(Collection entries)
>> START

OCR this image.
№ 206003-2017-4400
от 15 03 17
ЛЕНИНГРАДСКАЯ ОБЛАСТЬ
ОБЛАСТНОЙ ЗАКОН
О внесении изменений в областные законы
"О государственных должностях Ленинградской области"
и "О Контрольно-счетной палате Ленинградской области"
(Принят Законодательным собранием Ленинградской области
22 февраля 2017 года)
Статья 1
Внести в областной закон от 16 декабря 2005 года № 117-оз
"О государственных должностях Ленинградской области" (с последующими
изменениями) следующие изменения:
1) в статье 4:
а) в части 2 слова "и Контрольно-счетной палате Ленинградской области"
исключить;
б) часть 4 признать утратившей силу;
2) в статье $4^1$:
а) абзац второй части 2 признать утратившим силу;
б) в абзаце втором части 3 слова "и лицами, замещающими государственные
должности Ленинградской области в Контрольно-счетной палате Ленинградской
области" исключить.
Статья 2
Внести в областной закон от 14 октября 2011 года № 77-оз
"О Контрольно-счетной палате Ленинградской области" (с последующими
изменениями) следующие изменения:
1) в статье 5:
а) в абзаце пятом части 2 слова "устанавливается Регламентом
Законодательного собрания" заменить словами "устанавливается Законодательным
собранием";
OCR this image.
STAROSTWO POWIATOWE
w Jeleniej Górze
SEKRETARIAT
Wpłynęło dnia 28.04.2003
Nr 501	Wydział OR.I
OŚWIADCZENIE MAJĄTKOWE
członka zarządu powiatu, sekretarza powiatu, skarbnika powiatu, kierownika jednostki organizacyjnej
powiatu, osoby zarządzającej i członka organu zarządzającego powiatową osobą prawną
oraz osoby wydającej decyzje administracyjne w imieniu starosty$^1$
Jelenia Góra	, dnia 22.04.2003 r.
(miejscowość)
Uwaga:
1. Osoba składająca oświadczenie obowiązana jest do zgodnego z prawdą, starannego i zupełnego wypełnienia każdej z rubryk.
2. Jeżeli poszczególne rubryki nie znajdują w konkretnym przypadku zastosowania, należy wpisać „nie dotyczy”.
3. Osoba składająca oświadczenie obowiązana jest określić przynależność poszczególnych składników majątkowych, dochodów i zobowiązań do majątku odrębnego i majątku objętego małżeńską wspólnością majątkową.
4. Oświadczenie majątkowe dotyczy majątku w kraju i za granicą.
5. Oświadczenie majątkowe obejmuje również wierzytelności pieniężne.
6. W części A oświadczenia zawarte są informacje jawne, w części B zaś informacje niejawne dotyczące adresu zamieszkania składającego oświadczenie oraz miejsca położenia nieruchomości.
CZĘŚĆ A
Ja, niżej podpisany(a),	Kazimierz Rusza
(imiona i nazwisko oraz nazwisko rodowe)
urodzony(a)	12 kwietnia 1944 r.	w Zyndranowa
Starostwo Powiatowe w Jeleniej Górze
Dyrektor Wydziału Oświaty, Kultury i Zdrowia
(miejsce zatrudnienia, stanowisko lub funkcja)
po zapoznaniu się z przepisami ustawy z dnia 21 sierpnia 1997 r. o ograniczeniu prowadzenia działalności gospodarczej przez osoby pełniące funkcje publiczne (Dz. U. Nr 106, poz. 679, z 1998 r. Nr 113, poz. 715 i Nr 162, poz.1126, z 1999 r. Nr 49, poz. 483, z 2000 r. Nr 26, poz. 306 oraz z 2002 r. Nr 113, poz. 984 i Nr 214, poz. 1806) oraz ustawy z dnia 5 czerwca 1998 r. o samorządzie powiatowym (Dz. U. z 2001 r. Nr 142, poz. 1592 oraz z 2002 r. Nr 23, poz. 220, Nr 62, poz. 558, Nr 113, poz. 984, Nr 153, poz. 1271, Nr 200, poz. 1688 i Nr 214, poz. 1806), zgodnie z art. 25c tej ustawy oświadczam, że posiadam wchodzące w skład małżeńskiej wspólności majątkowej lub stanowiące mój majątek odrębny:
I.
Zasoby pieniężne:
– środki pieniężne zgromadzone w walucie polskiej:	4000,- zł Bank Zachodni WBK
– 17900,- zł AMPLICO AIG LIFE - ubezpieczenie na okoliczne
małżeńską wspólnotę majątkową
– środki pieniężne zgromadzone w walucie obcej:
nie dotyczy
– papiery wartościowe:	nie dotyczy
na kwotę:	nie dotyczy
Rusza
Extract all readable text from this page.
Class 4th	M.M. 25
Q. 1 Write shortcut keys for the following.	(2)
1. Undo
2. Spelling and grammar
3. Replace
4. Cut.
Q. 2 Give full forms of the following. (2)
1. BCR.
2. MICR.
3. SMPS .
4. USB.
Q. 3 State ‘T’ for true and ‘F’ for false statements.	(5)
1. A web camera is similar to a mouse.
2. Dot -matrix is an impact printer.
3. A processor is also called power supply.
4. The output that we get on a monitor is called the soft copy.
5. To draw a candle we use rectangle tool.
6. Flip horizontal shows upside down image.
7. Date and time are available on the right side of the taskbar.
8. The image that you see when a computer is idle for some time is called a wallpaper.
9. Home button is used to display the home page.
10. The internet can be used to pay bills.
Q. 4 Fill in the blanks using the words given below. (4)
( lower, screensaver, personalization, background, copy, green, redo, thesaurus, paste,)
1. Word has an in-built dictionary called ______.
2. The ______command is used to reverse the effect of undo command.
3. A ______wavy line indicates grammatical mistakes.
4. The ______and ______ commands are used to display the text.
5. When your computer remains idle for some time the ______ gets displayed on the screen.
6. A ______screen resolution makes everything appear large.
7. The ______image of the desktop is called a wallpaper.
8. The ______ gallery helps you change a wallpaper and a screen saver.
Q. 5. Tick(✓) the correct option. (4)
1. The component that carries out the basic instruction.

>> END

EXERCISE REQUIREMENTS – Transcribe every line of the data, exactly as it stands.

THE SOLUTION –
OCR this image.
№ 206003-2017-4400
от 15 03 17
ЛЕНИНГРАДСКАЯ ОБЛАСТЬ
ОБЛАСТНОЙ ЗАКОН
О внесении изменений в областные законы
"О государственных должностях Ленинградской области"
и "О Контрольно-счетной палате Ленинградской области"
(Принят Законодательным собранием Ленинградской области
22 февраля 2017 года)
Статья 1
Внести в областной закон от 16 декабря 2005 года № 117-оз
"О государственных должностях Ленинградской области" (с последующими
изменениями) следующие изменения:
1) в статье 4:
а) в части 2 слова "и Контрольно-счетной палате Ленинградской области"
исключить;
б) часть 4 признать утратившей силу;
2) в статье $4^1$:
а) абзац второй части 2 признать утратившим силу;
б) в абзаце втором части 3 слова "и лицами, замещающими государственные
должности Ленинградской области в Контрольно-счетной палате Ленинградской
области" исключить.
Статья 2
Внести в областной закон от 14 октября 2011 года № 77-оз
"О Контрольно-счетной палате Ленинградской области" (с последующими
изменениями) следующие изменения:
1) в статье 5:
а) в абзаце пятом части 2 слова "устанавливается Регламентом
Законодательного собрания" заменить словами "устанавливается Законодательным
собранием";
OCR this image.
STAROSTWO POWIATOWE
w Jeleniej Górze
SEKRETARIAT
Wpłynęło dnia 28.04.2003
Nr 501	Wydział OR.I
OŚWIADCZENIE MAJĄTKOWE
członka zarządu powiatu, sekretarza powiatu, skarbnika powiatu, kierownika jednostki organizacyjnej
powiatu, osoby zarządzającej i członka organu zarządzającego powiatową osobą prawną
oraz osoby wydającej decyzje administracyjne w imieniu starosty$^1$
Jelenia Góra	, dnia 22.04.2003 r.
(miejscowość)
Uwaga:
1. Osoba składająca oświadczenie obowiązana jest do zgodnego z prawdą, starannego i zupełnego wypełnienia każdej z rubryk.
2. Jeżeli poszczególne rubryki nie znajdują w konkretnym przypadku zastosowania, należy wpisać „nie dotyczy”.
3. Osoba składająca oświadczenie obowiązana jest określić przynależność poszczególnych składników majątkowych, dochodów i zobowiązań do majątku odrębnego i majątku objętego małżeńską wspólnością majątkową.
4. Oświadczenie majątkowe dotyczy majątku w kraju i za granicą.
5. Oświadczenie majątkowe obejmuje również wierzytelności pieniężne.
6. W części A oświadczenia zawarte są informacje jawne, w części B zaś informacje niejawne dotyczące adresu zamieszkania składającego oświadczenie oraz miejsca położenia nieruchomości.
CZĘŚĆ A
Ja, niżej podpisany(a),	Kazimierz Rusza
(imiona i nazwisko oraz nazwisko rodowe)
urodzony(a)	12 kwietnia 1944 r.	w Zyndranowa
Starostwo Powiatowe w Jeleniej Górze
Dyrektor Wydziału Oświaty, Kultury i Zdrowia
(miejsce zatrudnienia, stanowisko lub funkcja)
po zapoznaniu się z przepisami ustawy z dnia 21 sierpnia 1997 r. o ograniczeniu prowadzenia działalności gospodarczej przez osoby pełniące funkcje publiczne (Dz. U. Nr 106, poz. 679, z 1998 r. Nr 113, poz. 715 i Nr 162, poz.1126, z 1999 r. Nr 49, poz. 483, z 2000 r. Nr 26, poz. 306 oraz z 2002 r. Nr 113, poz. 984 i Nr 214, poz. 1806) oraz ustawy z dnia 5 czerwca 1998 r. o samorządzie powiatowym (Dz. U. z 2001 r. Nr 142, poz. 1592 oraz z 2002 r. Nr 23, poz. 220, Nr 62, poz. 558, Nr 113, poz. 984, Nr 153, poz. 1271, Nr 200, poz. 1688 i Nr 214, poz. 1806), zgodnie z art. 25c tej ustawy oświadczam, że posiadam wchodzące w skład małżeńskiej wspólności majątkowej lub stanowiące mój majątek odrębny:
I.
Zasoby pieniężne:
– środki pieniężne zgromadzone w walucie polskiej:	4000,- zł Bank Zachodni WBK
– 17900,- zł AMPLICO AIG LIFE - ubezpieczenie na okoliczne
małżeńską wspólnotę majątkową
– środki pieniężne zgromadzone w walucie obcej:
nie dotyczy
– papiery wartościowe:	nie dotyczy
na kwotę:	nie dotyczy
Rusza
Extract all readable text from this page.
Class 4th	M.M. 25
Q. 1 Write shortcut keys for the following.	(2)
1. Undo
2. Spelling and grammar
3. Replace
4. Cut.
Q. 2 Give full forms of the following. (2)
1. BCR.
2. MICR.
3. SMPS .
4. USB.
Q. 3 State ‘T’ for true and ‘F’ for false statements.	(5)
1. A web camera is similar to a mouse.
2. Dot -matrix is an impact printer.
3. A processor is also called power supply.
4. The output that we get on a monitor is called the soft copy.
5. To draw a candle we use rectangle tool.
6. Flip horizontal shows upside down image.
7. Date and time are available on the right side of the taskbar.
8. The image that you see when a computer is idle for some time is called a wallpaper.
9. Home button is used to display the home page.
10. The internet can be used to pay bills.
Q. 4 Fill in the blanks using the words given below. (4)
( lower, screensaver, personalization, background, copy, green, redo, thesaurus, paste,)
1. Word has an in-built dictionary called ______.
2. The ______command is used to reverse the effect of undo command.
3. A ______wavy line indicates grammatical mistakes.
4. The ______and ______ commands are used to display the text.
5. When your computer remains idle for some time the ______ gets displayed on the screen.
6. A ______screen resolution makes everything appear large.
7. The ______image of the desktop is called a wallpaper.
8. The ______ gallery helps you change a wallpaper and a screen saver.
Q. 5. Tick(✓) the correct option. (4)
1. The component that carries out the basic instruction.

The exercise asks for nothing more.